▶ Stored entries
-.-.-
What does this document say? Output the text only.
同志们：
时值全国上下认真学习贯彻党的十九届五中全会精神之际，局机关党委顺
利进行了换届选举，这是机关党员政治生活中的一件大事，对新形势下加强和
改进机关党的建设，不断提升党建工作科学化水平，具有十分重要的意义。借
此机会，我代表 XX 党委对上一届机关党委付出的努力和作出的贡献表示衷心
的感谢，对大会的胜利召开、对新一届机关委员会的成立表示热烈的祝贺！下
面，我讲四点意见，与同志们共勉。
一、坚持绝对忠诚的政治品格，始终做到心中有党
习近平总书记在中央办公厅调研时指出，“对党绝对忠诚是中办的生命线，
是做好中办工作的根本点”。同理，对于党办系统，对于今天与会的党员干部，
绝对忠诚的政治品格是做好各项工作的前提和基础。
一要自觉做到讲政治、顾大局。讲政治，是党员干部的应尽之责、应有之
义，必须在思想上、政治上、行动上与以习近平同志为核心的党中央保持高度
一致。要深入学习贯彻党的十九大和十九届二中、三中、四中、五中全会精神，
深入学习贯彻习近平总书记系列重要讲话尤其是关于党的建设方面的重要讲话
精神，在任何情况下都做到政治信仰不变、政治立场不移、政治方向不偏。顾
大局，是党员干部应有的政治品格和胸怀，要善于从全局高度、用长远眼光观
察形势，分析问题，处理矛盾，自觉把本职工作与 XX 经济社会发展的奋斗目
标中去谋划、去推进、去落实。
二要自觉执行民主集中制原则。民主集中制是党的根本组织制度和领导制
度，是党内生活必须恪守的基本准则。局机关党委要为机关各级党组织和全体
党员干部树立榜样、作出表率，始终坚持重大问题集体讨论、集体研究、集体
-.-.-
Give an exact copy of all the data shown above.

▶ Written solution
What does this document say? Output the text only.
同志们：
时值全国上下认真学习贯彻党的十九届五中全会精神之际，局机关党委顺
利进行了换届选举，这是机关党员政治生活中的一件大事，对新形势下加强和
改进机关党的建设，不断提升党建工作科学化水平，具有十分重要的意义。借
此机会，我代表 XX 党委对上一届机关党委付出的努力和作出的贡献表示衷心
的感谢，对大会的胜利召开、对新一届机关委员会的成立表示热烈的祝贺！下
面，我讲四点意见，与同志们共勉。
一、坚持绝对忠诚的政治品格，始终做到心中有党
习近平总书记在中央办公厅调研时指出，“对党绝对忠诚是中办的生命线，
是做好中办工作的根本点”。同理，对于党办系统，对于今天与会的党员干部，
绝对忠诚的政治品格是做好各项工作的前提和基础。
一要自觉做到讲政治、顾大局。讲政治，是党员干部的应尽之责、应有之
义，必须在思想上、政治上、行动上与以习近平同志为核心的党中央保持高度
一致。要深入学习贯彻党的十九大和十九届二中、三中、四中、五中全会精神，
深入学习贯彻习近平总书记系列重要讲话尤其是关于党的建设方面的重要讲话
精神，在任何情况下都做到政治信仰不变、政治立场不移、政治方向不偏。顾
大局，是党员干部应有的政治品格和胸怀，要善于从全局高度、用长远眼光观
察形势，分析问题，处理矛盾，自觉把本职工作与 XX 经济社会发展的奋斗目
标中去谋划、去推进、去落实。
二要自觉执行民主集中制原则。民主集中制是党的根本组织制度和领导制
度，是党内生活必须恪守的基本准则。局机关党委要为机关各级党组织和全体
党员干部树立榜样、作出表率，始终坚持重大问题集体讨论、集体研究、集体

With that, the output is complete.